◆ Exercise ◆
Restate all the material verbatim, except for the pictures.

########################################

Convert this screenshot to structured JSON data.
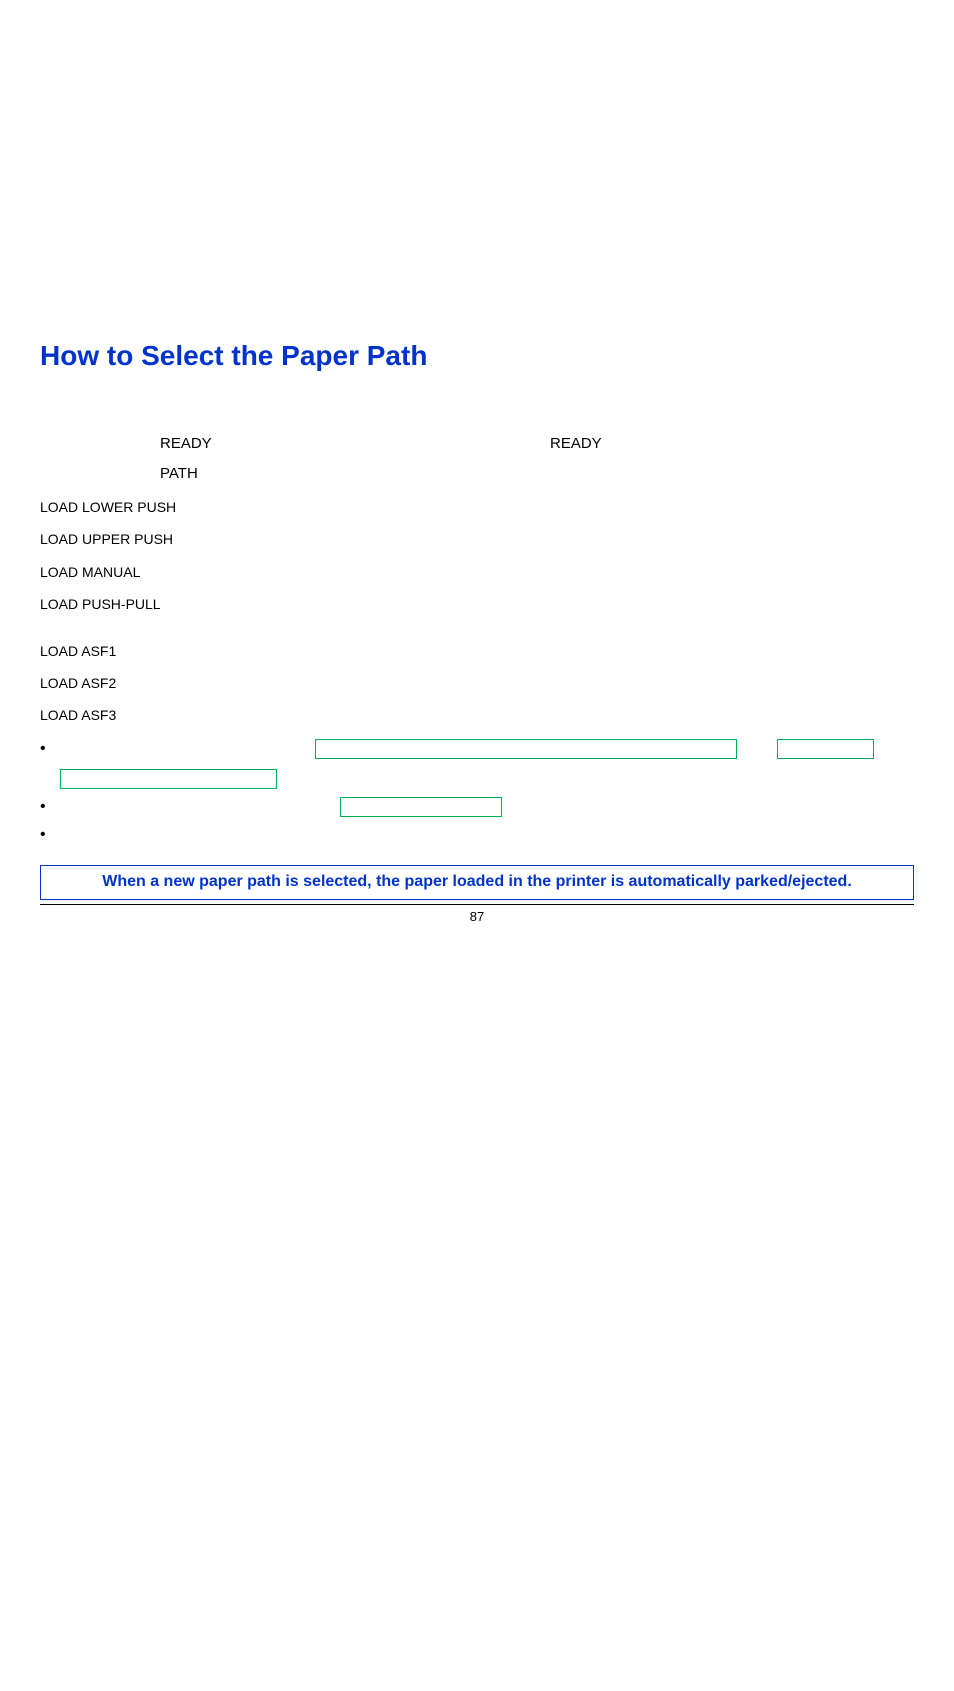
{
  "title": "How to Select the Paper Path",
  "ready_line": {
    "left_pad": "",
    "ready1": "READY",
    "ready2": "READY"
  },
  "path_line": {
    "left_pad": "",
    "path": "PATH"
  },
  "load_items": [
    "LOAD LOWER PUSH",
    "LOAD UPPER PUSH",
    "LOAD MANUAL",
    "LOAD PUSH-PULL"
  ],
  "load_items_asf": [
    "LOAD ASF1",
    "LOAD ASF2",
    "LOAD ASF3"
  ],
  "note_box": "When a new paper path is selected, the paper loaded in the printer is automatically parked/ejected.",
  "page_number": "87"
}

########################################

◆ The answer ◆
Convert this screenshot to structured JSON data.
{
  "title": "How to Select the Paper Path",
  "ready_line": {
    "left_pad": "",
    "ready1": "READY",
    "ready2": "READY"
  },
  "path_line": {
    "left_pad": "",
    "path": "PATH"
  },
  "load_items": [
    "LOAD LOWER PUSH",
    "LOAD UPPER PUSH",
    "LOAD MANUAL",
    "LOAD PUSH-PULL"
  ],
  "load_items_asf": [
    "LOAD ASF1",
    "LOAD ASF2",
    "LOAD ASF3"
  ],
  "note_box": "When a new paper path is selected, the paper loaded in the printer is automatically parked/ejected.",
  "page_number": "87"
}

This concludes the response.